>> START EXERCISE MATERIALS

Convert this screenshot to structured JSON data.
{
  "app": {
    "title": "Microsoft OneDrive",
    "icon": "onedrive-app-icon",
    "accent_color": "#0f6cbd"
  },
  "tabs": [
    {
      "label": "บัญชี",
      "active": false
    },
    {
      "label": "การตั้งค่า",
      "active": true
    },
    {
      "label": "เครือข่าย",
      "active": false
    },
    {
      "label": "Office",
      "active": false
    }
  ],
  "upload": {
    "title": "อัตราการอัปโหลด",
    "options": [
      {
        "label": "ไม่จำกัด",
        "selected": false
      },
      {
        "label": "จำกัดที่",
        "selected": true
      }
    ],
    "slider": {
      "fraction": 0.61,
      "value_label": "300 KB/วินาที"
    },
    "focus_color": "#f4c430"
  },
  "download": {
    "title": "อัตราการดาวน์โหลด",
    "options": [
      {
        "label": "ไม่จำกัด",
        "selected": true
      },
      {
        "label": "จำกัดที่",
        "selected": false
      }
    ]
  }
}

>> END EXERCISE MATERIALS

● **YOUR OBJECTIVE**:
Find how many lines hold the string "title", and state that number alone.

● **RESPONSE BELOW**:
3